* [Written task]: Give back the records below exactly, every one, with no pictures.
****
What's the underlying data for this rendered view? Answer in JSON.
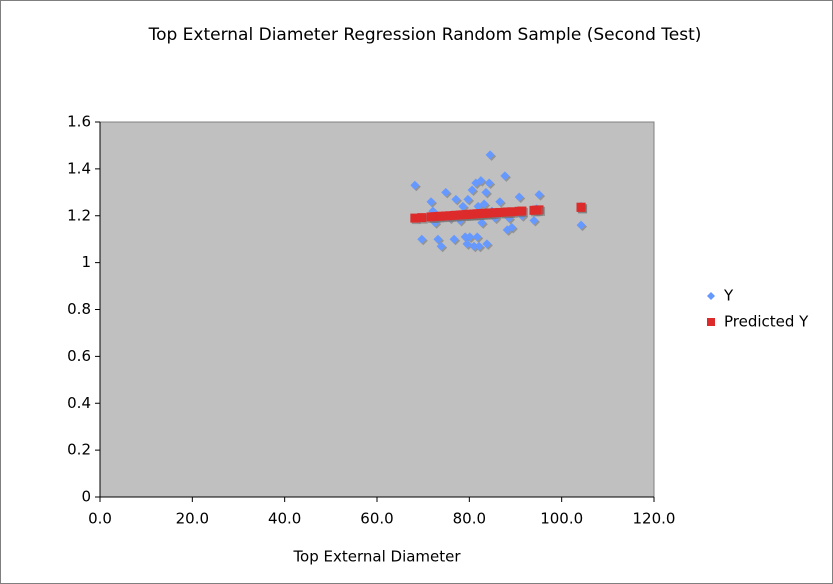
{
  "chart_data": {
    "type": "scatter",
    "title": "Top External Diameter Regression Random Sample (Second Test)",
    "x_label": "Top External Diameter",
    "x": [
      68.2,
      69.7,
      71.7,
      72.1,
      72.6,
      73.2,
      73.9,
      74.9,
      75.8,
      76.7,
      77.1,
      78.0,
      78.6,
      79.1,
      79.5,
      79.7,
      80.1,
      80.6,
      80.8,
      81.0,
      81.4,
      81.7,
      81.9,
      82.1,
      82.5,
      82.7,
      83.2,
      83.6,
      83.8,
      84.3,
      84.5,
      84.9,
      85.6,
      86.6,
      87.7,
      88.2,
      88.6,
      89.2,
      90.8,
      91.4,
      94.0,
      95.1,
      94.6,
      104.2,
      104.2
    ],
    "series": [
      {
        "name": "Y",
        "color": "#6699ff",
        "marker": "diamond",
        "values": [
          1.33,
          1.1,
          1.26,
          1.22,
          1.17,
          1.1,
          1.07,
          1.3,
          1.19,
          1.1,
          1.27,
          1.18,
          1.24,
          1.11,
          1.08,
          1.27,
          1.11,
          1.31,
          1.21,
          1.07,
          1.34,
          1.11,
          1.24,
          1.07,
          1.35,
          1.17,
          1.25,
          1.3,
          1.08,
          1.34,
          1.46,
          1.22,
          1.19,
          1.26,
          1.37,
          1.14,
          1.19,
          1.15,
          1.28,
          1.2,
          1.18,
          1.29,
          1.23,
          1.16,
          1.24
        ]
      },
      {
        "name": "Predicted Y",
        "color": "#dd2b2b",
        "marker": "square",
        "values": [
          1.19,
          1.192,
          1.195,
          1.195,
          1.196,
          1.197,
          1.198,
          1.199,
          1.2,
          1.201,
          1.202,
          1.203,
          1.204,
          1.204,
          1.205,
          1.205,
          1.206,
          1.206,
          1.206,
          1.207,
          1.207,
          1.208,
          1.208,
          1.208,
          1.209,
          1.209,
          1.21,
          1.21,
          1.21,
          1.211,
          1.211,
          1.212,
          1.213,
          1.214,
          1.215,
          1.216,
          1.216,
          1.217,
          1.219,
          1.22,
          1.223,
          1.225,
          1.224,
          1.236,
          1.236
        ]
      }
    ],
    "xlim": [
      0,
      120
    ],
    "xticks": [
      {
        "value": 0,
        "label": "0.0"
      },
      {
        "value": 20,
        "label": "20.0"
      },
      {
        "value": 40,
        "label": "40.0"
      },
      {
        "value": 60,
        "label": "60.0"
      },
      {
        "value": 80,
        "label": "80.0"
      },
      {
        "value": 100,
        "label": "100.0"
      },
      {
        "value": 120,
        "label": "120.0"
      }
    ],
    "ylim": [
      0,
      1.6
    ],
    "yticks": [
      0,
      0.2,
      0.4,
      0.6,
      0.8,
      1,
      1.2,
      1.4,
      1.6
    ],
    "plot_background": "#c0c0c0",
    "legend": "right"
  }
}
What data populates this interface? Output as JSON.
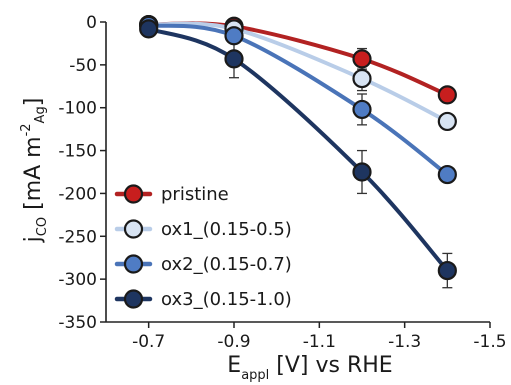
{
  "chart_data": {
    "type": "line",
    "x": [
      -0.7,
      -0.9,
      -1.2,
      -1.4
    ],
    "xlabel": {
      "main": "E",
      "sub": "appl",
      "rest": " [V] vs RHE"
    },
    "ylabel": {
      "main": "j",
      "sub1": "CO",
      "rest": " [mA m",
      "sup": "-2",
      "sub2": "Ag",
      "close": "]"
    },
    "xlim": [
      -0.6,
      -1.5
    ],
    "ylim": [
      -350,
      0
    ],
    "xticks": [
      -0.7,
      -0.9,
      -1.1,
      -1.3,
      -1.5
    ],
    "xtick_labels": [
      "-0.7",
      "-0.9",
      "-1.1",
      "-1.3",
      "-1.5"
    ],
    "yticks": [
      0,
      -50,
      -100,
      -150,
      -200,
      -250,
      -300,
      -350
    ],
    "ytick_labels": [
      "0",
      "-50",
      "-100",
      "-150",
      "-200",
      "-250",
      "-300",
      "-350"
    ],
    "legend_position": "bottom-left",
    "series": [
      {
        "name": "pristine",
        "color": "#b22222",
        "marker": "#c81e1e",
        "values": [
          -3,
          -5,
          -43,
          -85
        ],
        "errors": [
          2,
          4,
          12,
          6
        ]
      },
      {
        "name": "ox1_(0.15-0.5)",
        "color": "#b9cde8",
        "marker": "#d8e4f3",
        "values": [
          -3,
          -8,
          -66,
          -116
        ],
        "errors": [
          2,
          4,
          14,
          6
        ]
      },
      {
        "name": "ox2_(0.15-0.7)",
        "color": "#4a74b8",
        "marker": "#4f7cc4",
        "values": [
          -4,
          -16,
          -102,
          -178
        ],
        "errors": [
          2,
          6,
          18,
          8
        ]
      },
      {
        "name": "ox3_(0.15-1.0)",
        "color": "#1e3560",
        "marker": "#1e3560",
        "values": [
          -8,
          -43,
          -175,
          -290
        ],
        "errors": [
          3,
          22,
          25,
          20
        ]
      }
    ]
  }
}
****
* [Exercise output]:
What's the underlying data for this rendered view? Answer in JSON.
{
  "chart_data": {
    "type": "scatter",
    "title": "Top External Diameter Regression Random Sample (Second Test)",
    "x_label": "Top External Diameter",
    "x": [
      68.2,
      69.7,
      71.7,
      72.1,
      72.6,
      73.2,
      73.9,
      74.9,
      75.8,
      76.7,
      77.1,
      78.0,
      78.6,
      79.1,
      79.5,
      79.7,
      80.1,
      80.6,
      80.8,
      81.0,
      81.4,
      81.7,
      81.9,
      82.1,
      82.5,
      82.7,
      83.2,
      83.6,
      83.8,
      84.3,
      84.5,
      84.9,
      85.6,
      86.6,
      87.7,
      88.2,
      88.6,
      89.2,
      90.8,
      91.4,
      94.0,
      95.1,
      94.6,
      104.2,
      104.2
    ],
    "series": [
      {
        "name": "Y",
        "color": "#6699ff",
        "marker": "diamond",
        "values": [
          1.33,
          1.1,
          1.26,
          1.22,
          1.17,
          1.1,
          1.07,
          1.3,
          1.19,
          1.1,
          1.27,
          1.18,
          1.24,
          1.11,
          1.08,
          1.27,
          1.11,
          1.31,
          1.21,
          1.07,
          1.34,
          1.11,
          1.24,
          1.07,
          1.35,
          1.17,
          1.25,
          1.3,
          1.08,
          1.34,
          1.46,
          1.22,
          1.19,
          1.26,
          1.37,
          1.14,
          1.19,
          1.15,
          1.28,
          1.2,
          1.18,
          1.29,
          1.23,
          1.16,
          1.24
        ]
      },
      {
        "name": "Predicted Y",
        "color": "#dd2b2b",
        "marker": "square",
        "values": [
          1.19,
          1.192,
          1.195,
          1.195,
          1.196,
          1.197,
          1.198,
          1.199,
          1.2,
          1.201,
          1.202,
          1.203,
          1.204,
          1.204,
          1.205,
          1.205,
          1.206,
          1.206,
          1.206,
          1.207,
          1.207,
          1.208,
          1.208,
          1.208,
          1.209,
          1.209,
          1.21,
          1.21,
          1.21,
          1.211,
          1.211,
          1.212,
          1.213,
          1.214,
          1.215,
          1.216,
          1.216,
          1.217,
          1.219,
          1.22,
          1.223,
          1.225,
          1.224,
          1.236,
          1.236
        ]
      }
    ],
    "xlim": [
      0,
      120
    ],
    "xticks": [
      {
        "value": 0,
        "label": "0.0"
      },
      {
        "value": 20,
        "label": "20.0"
      },
      {
        "value": 40,
        "label": "40.0"
      },
      {
        "value": 60,
        "label": "60.0"
      },
      {
        "value": 80,
        "label": "80.0"
      },
      {
        "value": 100,
        "label": "100.0"
      },
      {
        "value": 120,
        "label": "120.0"
      }
    ],
    "ylim": [
      0,
      1.6
    ],
    "yticks": [
      0,
      0.2,
      0.4,
      0.6,
      0.8,
      1,
      1.2,
      1.4,
      1.6
    ],
    "plot_background": "#c0c0c0",
    "legend": "right"
  }
}
What data populates this interface? Output as JSON.
{
  "chart_data": {
    "type": "line",
    "x": [
      -0.7,
      -0.9,
      -1.2,
      -1.4
    ],
    "xlabel": {
      "main": "E",
      "sub": "appl",
      "rest": " [V] vs RHE"
    },
    "ylabel": {
      "main": "j",
      "sub1": "CO",
      "rest": " [mA m",
      "sup": "-2",
      "sub2": "Ag",
      "close": "]"
    },
    "xlim": [
      -0.6,
      -1.5
    ],
    "ylim": [
      -350,
      0
    ],
    "xticks": [
      -0.7,
      -0.9,
      -1.1,
      -1.3,
      -1.5
    ],
    "xtick_labels": [
      "-0.7",
      "-0.9",
      "-1.1",
      "-1.3",
      "-1.5"
    ],
    "yticks": [
      0,
      -50,
      -100,
      -150,
      -200,
      -250,
      -300,
      -350
    ],
    "ytick_labels": [
      "0",
      "-50",
      "-100",
      "-150",
      "-200",
      "-250",
      "-300",
      "-350"
    ],
    "legend_position": "bottom-left",
    "series": [
      {
        "name": "pristine",
        "color": "#b22222",
        "marker": "#c81e1e",
        "values": [
          -3,
          -5,
          -43,
          -85
        ],
        "errors": [
          2,
          4,
          12,
          6
        ]
      },
      {
        "name": "ox1_(0.15-0.5)",
        "color": "#b9cde8",
        "marker": "#d8e4f3",
        "values": [
          -3,
          -8,
          -66,
          -116
        ],
        "errors": [
          2,
          4,
          14,
          6
        ]
      },
      {
        "name": "ox2_(0.15-0.7)",
        "color": "#4a74b8",
        "marker": "#4f7cc4",
        "values": [
          -4,
          -16,
          -102,
          -178
        ],
        "errors": [
          2,
          6,
          18,
          8
        ]
      },
      {
        "name": "ox3_(0.15-1.0)",
        "color": "#1e3560",
        "marker": "#1e3560",
        "values": [
          -8,
          -43,
          -175,
          -290
        ],
        "errors": [
          3,
          22,
          25,
          20
        ]
      }
    ]
  }
}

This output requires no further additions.